[INPUT DATA]
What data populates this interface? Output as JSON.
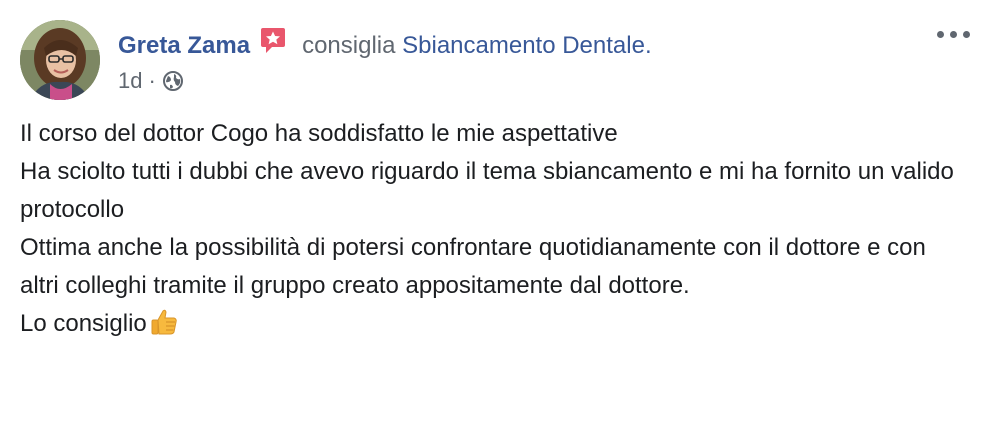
{
  "post": {
    "author": "Greta Zama",
    "action": "consiglia",
    "page_name": "Sbiancamento Dentale.",
    "timestamp": "1d",
    "separator": "·",
    "privacy_icon": "globe-icon",
    "recommend_icon": "recommend-star-icon",
    "more_icon": "more-options-icon",
    "body_lines": [
      "Il corso del dottor Cogo ha soddisfatto le mie aspettative",
      "Ha sciolto tutti i dubbi che avevo riguardo il tema sbiancamento e mi ha fornito un valido protocollo",
      "Ottima anche la possibilità di potersi confrontare quotidianamente con il dottore e con altri colleghi tramite il gruppo creato appositamente dal dottore.",
      "Lo consiglio"
    ],
    "closing_emoji": "thumbs-up-icon"
  },
  "colors": {
    "link": "#385898",
    "secondary_text": "#606770",
    "primary_text": "#1c1e21",
    "recommend_badge": "#e9566c"
  }
}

[WHAT THE TASK REQUIRES] Omit every image. Quote each record exactly.

[SOLUTION FOR THIS PROBLEM]
What data populates this interface? Output as JSON.
{
  "post": {
    "author": "Greta Zama",
    "action": "consiglia",
    "page_name": "Sbiancamento Dentale.",
    "timestamp": "1d",
    "separator": "·",
    "privacy_icon": "globe-icon",
    "recommend_icon": "recommend-star-icon",
    "more_icon": "more-options-icon",
    "body_lines": [
      "Il corso del dottor Cogo ha soddisfatto le mie aspettative",
      "Ha sciolto tutti i dubbi che avevo riguardo il tema sbiancamento e mi ha fornito un valido protocollo",
      "Ottima anche la possibilità di potersi confrontare quotidianamente con il dottore e con altri colleghi tramite il gruppo creato appositamente dal dottore.",
      "Lo consiglio"
    ],
    "closing_emoji": "thumbs-up-icon"
  },
  "colors": {
    "link": "#385898",
    "secondary_text": "#606770",
    "primary_text": "#1c1e21",
    "recommend_badge": "#e9566c"
  }
}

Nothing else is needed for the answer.